TASK TO COMPLETE:
Using the data below, tally the lines that include the string "this". Only the number is wanted.

Items from a data source:
# # # # # # #

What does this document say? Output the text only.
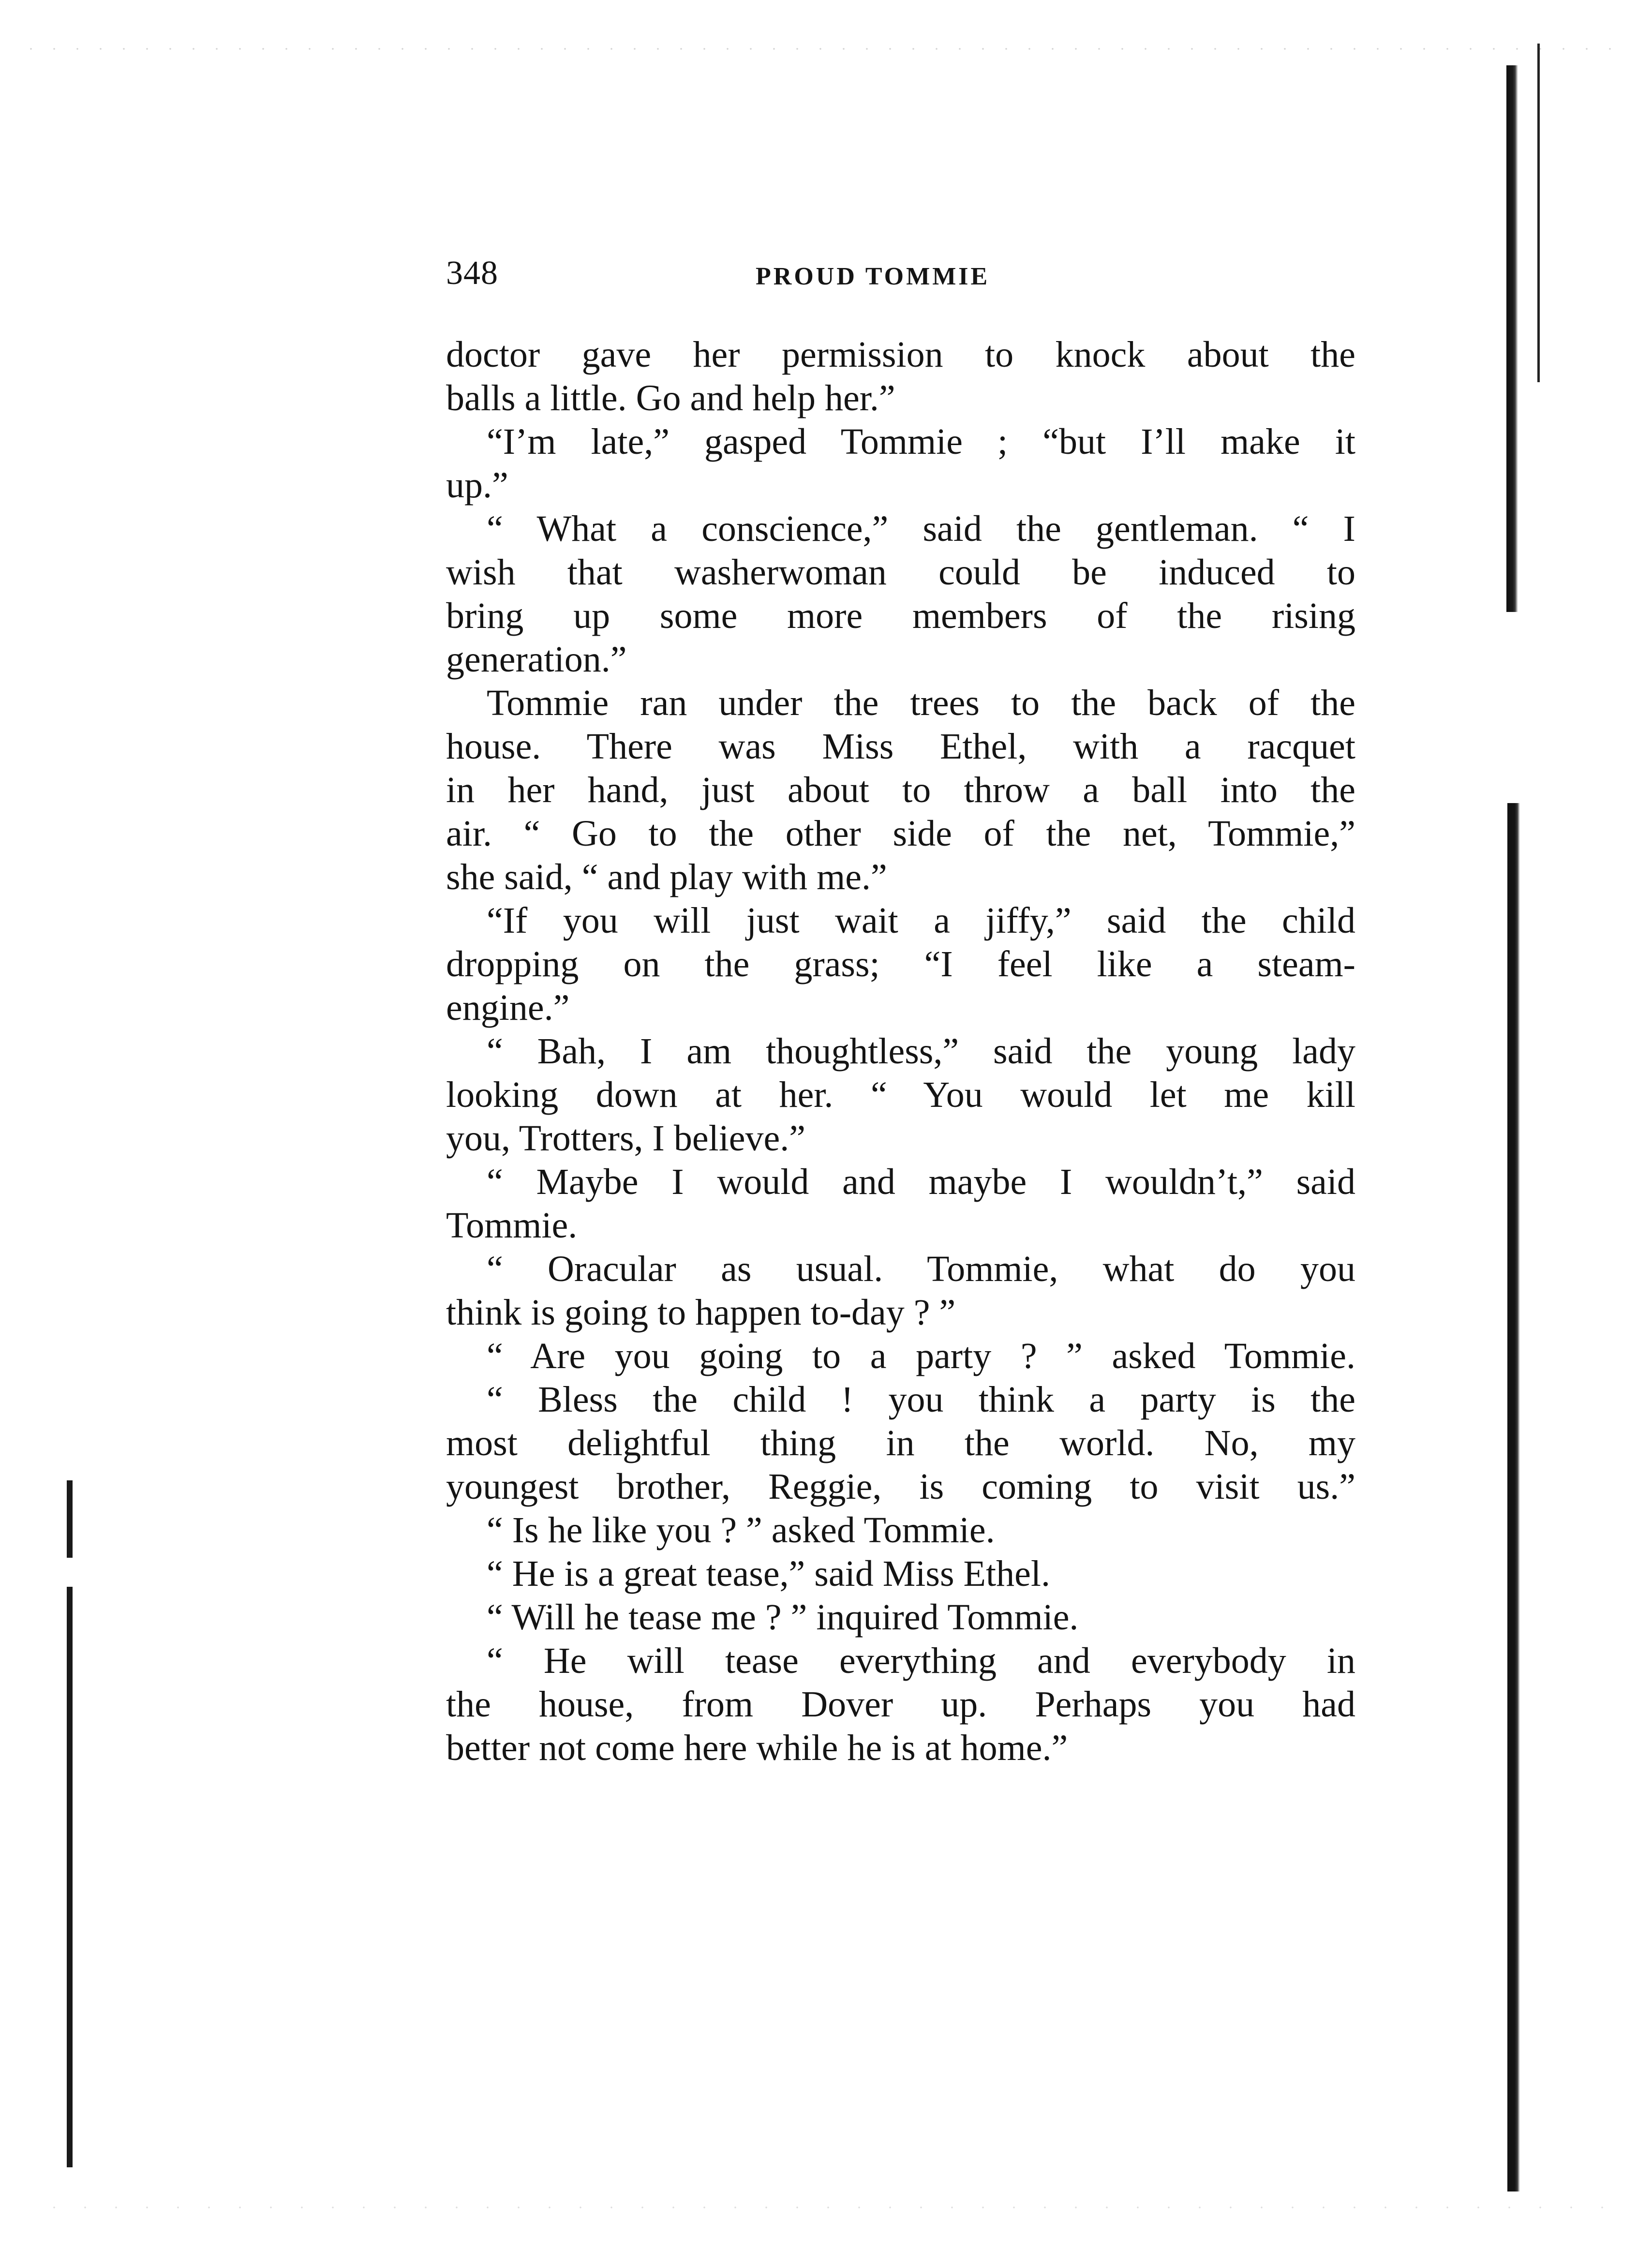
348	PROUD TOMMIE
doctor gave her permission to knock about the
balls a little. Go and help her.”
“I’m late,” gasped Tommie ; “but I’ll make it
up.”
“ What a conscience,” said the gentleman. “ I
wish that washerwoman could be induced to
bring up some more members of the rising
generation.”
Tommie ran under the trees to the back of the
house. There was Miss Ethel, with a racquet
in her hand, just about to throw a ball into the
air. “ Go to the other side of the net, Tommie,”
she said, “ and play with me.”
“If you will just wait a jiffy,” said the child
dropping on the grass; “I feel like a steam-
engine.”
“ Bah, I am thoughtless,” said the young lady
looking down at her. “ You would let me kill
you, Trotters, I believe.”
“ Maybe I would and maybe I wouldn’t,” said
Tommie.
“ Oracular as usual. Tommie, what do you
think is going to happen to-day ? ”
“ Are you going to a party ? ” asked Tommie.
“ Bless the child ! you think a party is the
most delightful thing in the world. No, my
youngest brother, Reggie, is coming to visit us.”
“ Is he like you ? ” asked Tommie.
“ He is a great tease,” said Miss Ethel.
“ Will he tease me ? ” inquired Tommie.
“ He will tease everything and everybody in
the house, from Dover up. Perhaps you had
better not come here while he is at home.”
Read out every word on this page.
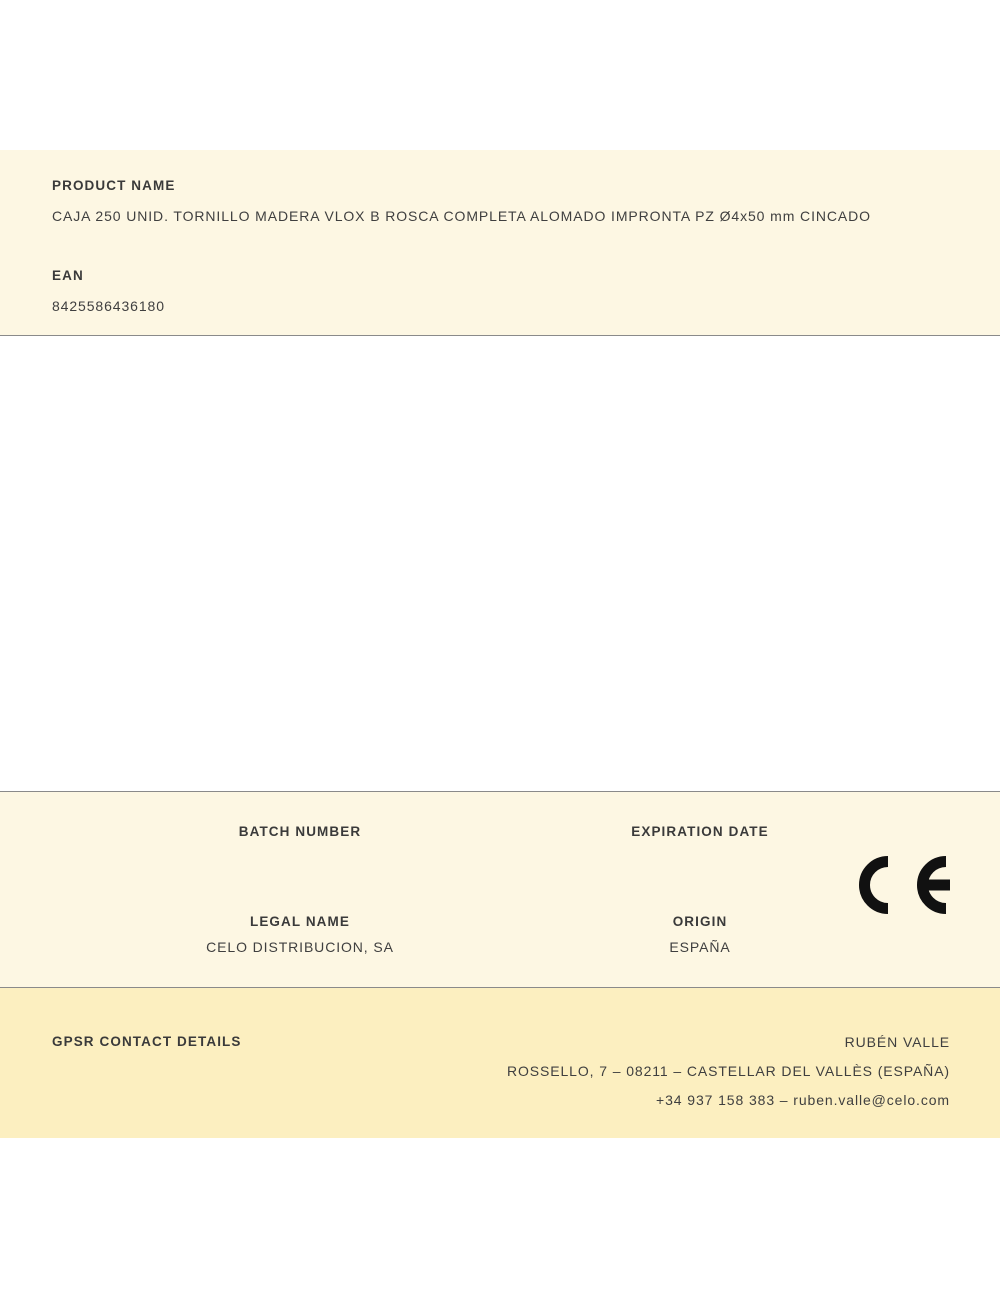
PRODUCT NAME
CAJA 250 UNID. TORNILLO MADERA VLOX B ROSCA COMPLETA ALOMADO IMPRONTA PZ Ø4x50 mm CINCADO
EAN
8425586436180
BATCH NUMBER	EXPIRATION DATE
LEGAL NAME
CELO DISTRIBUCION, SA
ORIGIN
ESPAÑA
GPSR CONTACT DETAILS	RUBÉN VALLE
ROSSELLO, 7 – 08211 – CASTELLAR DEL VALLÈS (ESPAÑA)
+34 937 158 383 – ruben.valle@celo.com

# # # # # # #

RESULT BELOW:
2